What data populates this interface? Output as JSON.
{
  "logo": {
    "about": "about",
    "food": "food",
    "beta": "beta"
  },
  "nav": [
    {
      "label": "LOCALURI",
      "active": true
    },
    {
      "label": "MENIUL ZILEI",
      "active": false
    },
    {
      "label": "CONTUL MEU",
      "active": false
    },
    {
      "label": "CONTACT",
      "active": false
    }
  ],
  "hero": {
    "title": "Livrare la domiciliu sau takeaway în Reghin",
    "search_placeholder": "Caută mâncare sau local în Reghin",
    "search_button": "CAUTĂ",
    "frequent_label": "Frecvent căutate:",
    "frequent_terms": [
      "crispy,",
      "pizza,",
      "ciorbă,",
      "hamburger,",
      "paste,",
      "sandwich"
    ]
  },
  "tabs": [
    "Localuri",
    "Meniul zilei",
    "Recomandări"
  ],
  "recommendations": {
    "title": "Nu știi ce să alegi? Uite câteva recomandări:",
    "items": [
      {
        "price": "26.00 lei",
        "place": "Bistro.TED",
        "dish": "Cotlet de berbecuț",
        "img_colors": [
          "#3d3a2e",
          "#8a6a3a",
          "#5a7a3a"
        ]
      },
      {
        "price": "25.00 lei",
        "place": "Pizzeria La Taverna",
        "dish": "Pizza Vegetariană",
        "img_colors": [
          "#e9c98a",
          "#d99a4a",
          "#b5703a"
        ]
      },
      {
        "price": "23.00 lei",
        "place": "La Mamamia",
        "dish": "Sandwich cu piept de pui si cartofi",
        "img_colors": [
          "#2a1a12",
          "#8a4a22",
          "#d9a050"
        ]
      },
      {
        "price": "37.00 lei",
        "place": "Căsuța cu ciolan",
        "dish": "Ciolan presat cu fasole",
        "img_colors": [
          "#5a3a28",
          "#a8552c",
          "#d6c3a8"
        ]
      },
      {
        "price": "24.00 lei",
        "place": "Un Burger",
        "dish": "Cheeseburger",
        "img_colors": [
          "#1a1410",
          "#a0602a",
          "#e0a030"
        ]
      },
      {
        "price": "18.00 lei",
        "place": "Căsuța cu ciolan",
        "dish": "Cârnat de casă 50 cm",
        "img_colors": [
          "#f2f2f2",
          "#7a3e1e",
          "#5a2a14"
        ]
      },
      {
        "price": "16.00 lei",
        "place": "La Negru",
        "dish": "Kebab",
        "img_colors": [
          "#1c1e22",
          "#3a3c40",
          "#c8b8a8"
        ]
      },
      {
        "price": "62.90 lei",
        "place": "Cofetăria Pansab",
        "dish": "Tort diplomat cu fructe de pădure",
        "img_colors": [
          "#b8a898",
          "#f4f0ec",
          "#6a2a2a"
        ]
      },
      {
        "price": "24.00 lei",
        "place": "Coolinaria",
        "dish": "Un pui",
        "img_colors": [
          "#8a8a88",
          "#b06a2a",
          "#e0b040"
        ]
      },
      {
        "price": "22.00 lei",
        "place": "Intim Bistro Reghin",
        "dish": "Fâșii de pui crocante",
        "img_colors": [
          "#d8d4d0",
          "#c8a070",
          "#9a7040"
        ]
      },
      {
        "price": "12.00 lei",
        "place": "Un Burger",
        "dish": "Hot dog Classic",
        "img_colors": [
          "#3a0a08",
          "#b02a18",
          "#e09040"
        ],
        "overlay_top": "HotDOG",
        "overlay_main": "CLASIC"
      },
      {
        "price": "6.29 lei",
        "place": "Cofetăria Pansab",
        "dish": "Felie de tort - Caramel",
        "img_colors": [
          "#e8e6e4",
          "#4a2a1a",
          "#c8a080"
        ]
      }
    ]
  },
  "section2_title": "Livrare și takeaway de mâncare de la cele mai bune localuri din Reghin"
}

→ **Given instruction**
Go through the entries above and pull out each line with "dish" in it.

→ **Exercise result**
        "dish": "Cotlet de berbecuț",
        "dish": "Pizza Vegetariană",
        "dish": "Sandwich cu piept de pui si cartofi",
        "dish": "Ciolan presat cu fasole",
        "dish": "Cheeseburger",
        "dish": "Cârnat de casă 50 cm",
        "dish": "Kebab",
        "dish": "Tort diplomat cu fructe de pădure",
        "dish": "Un pui",
        "dish": "Fâșii de pui crocante",
        "dish": "Hot dog Classic",
        "dish": "Felie de tort - Caramel",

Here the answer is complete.